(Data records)

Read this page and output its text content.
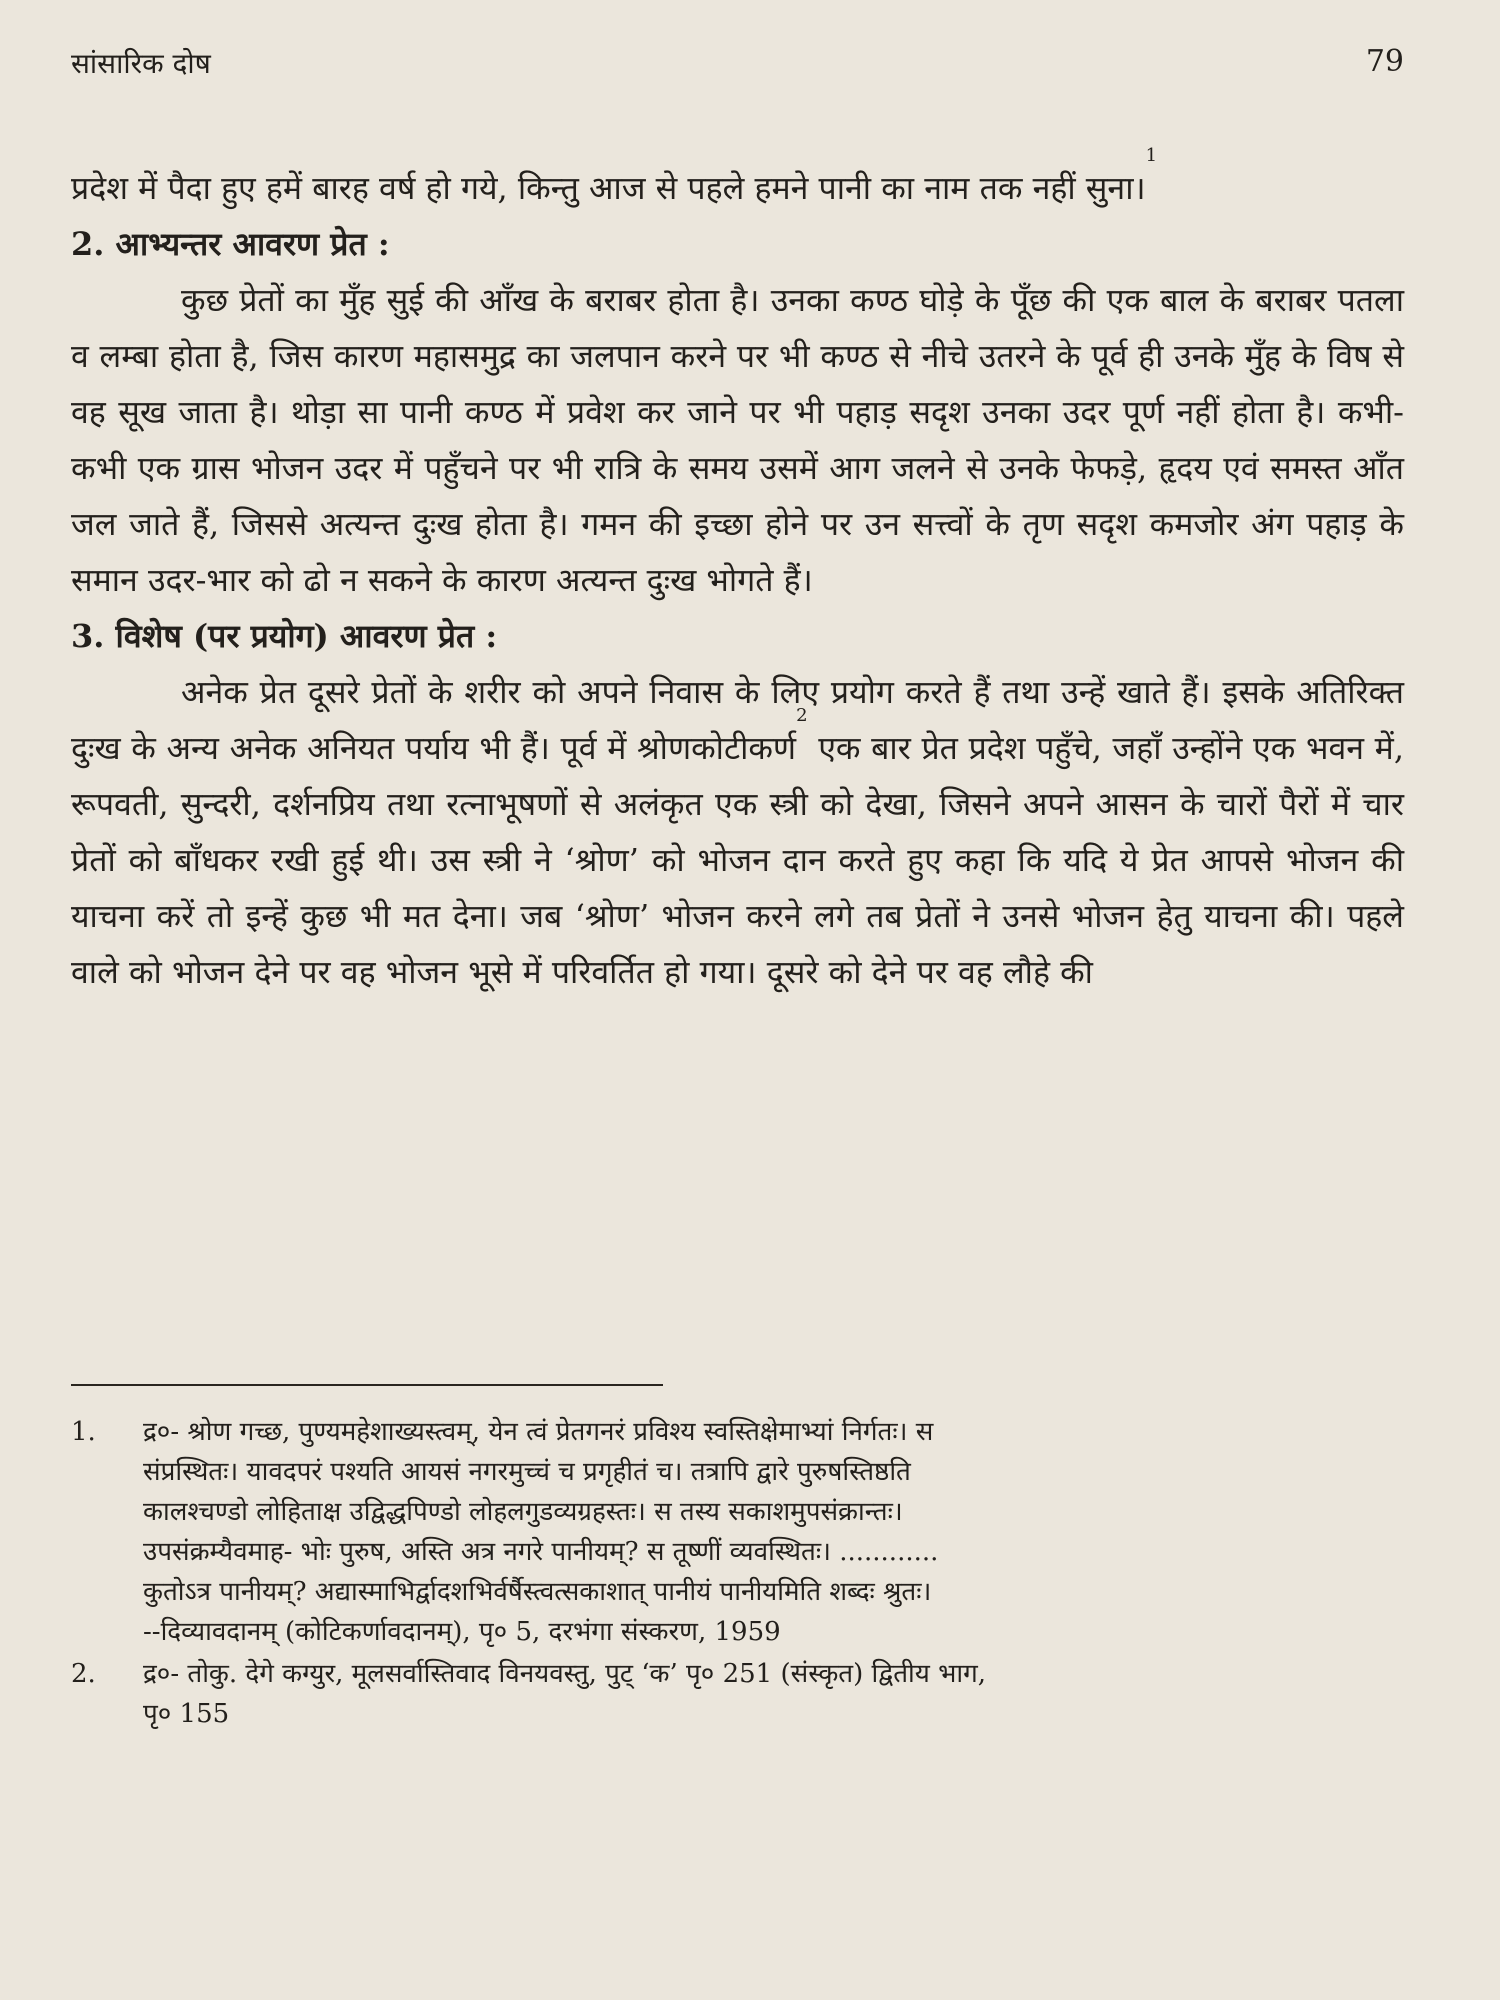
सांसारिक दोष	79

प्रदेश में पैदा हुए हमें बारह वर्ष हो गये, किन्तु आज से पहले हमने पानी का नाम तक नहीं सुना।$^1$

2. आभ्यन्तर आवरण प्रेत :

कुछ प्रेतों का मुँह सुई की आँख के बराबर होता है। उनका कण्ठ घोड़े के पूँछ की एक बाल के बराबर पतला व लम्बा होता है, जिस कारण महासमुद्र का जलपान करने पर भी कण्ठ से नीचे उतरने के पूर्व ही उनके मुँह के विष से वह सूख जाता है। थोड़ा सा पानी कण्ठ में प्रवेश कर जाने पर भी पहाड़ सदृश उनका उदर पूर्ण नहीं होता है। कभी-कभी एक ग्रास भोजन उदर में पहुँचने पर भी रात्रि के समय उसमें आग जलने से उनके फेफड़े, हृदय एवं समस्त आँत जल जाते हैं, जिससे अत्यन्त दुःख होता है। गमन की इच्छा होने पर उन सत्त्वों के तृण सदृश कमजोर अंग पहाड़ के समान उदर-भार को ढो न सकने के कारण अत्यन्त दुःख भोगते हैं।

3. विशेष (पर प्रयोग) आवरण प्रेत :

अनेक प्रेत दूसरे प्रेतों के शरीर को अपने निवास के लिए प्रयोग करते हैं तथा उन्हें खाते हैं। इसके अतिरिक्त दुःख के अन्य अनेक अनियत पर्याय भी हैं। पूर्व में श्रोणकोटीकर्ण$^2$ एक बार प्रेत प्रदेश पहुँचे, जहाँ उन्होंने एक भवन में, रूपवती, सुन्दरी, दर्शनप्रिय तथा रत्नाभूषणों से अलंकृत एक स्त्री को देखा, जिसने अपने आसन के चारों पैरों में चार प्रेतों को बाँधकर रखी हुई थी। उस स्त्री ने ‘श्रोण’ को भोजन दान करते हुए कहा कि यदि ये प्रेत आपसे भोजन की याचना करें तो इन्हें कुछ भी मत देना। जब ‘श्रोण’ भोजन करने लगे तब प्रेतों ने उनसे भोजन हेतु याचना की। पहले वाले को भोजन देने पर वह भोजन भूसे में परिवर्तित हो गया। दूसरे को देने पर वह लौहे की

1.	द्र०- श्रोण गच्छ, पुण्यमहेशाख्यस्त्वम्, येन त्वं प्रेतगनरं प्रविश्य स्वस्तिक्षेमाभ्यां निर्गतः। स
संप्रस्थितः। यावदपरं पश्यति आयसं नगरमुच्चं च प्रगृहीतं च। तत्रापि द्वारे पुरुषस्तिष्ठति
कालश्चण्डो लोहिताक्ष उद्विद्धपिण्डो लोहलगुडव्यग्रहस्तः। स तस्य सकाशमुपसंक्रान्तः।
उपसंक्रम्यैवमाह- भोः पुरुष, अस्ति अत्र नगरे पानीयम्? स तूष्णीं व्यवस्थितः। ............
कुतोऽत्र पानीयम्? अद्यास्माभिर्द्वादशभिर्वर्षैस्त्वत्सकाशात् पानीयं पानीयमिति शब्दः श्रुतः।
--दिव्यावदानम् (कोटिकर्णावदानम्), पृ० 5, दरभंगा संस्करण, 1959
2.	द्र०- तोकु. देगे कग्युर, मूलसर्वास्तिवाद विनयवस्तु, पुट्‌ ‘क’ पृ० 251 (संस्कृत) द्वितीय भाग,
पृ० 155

* * *

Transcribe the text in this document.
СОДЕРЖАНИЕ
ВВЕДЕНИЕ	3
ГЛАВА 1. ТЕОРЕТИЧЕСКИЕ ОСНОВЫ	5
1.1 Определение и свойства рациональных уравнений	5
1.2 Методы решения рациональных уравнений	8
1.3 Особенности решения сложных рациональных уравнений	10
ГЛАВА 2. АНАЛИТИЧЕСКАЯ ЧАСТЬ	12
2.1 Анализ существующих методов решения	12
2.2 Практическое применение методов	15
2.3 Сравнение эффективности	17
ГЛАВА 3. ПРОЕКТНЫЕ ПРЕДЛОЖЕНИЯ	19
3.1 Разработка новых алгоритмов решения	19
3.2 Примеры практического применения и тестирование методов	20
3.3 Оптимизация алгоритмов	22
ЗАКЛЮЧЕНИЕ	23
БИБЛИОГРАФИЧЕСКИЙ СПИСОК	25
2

==

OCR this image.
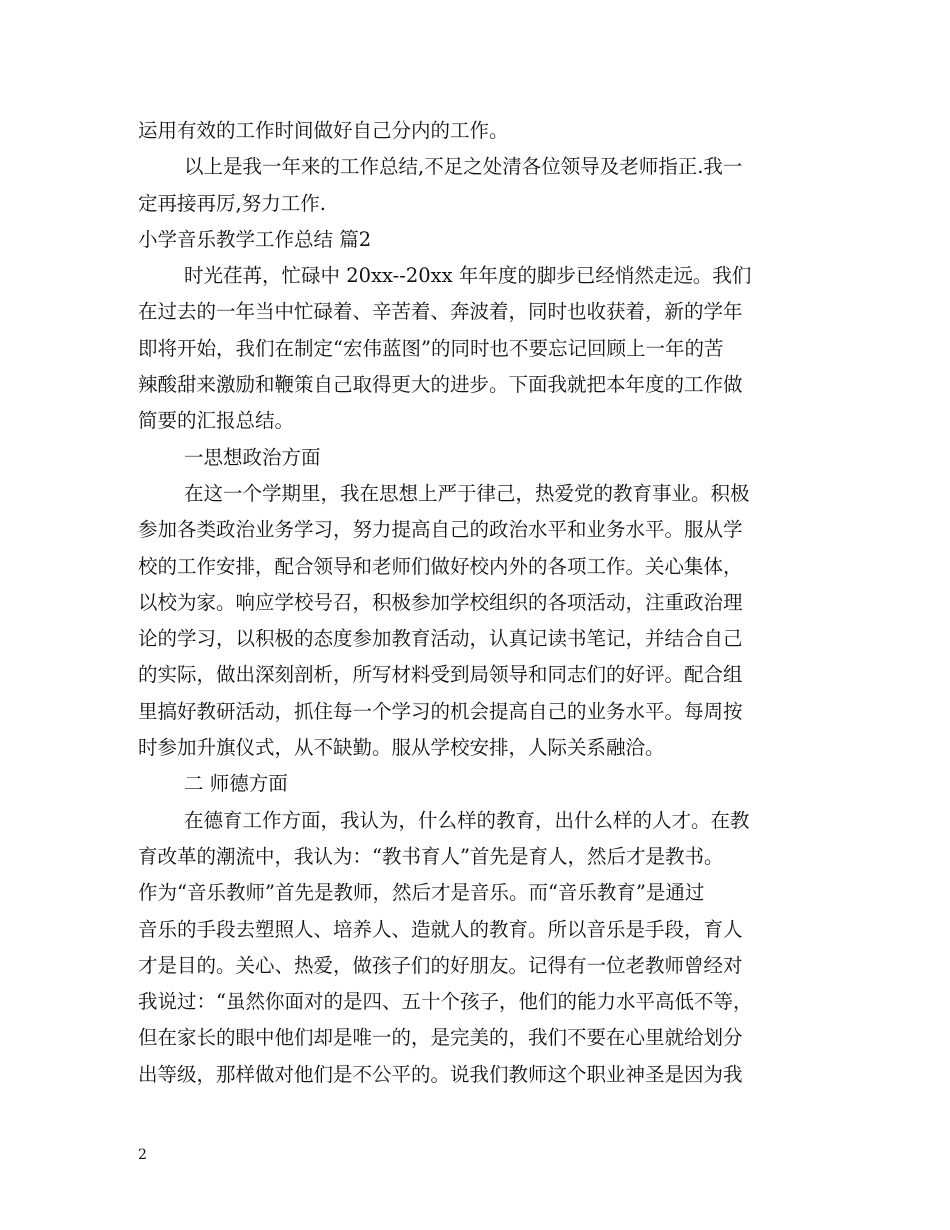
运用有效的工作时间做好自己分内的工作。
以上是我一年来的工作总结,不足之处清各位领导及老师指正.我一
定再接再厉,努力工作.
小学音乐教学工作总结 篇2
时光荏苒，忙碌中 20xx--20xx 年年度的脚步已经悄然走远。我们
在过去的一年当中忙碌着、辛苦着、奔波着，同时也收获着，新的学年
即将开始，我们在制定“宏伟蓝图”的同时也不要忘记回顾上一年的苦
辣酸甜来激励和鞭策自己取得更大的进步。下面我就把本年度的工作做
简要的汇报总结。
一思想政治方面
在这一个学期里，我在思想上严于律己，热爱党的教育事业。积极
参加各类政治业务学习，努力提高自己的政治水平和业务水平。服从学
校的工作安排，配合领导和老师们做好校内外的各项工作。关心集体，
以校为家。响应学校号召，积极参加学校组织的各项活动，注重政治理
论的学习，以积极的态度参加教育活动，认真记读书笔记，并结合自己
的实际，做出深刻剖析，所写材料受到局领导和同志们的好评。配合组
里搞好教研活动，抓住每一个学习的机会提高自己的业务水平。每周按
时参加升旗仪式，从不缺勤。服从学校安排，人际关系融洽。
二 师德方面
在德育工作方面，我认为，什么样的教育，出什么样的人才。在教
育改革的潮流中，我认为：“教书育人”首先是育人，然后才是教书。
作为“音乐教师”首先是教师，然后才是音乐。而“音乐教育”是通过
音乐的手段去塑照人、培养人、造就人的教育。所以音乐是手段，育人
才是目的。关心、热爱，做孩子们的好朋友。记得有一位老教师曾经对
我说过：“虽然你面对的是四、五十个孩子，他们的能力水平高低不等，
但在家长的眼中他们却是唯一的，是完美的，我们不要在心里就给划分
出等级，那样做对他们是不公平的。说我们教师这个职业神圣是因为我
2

SHORT EXERCISE: Check every line for "уравнений" and show the ones that have it.

SOLUTION FOR THIS PROBLEM:
1.1 Определение и свойства рациональных уравнений	5
1.2 Методы решения рациональных уравнений	8
1.3 Особенности решения сложных рациональных уравнений	10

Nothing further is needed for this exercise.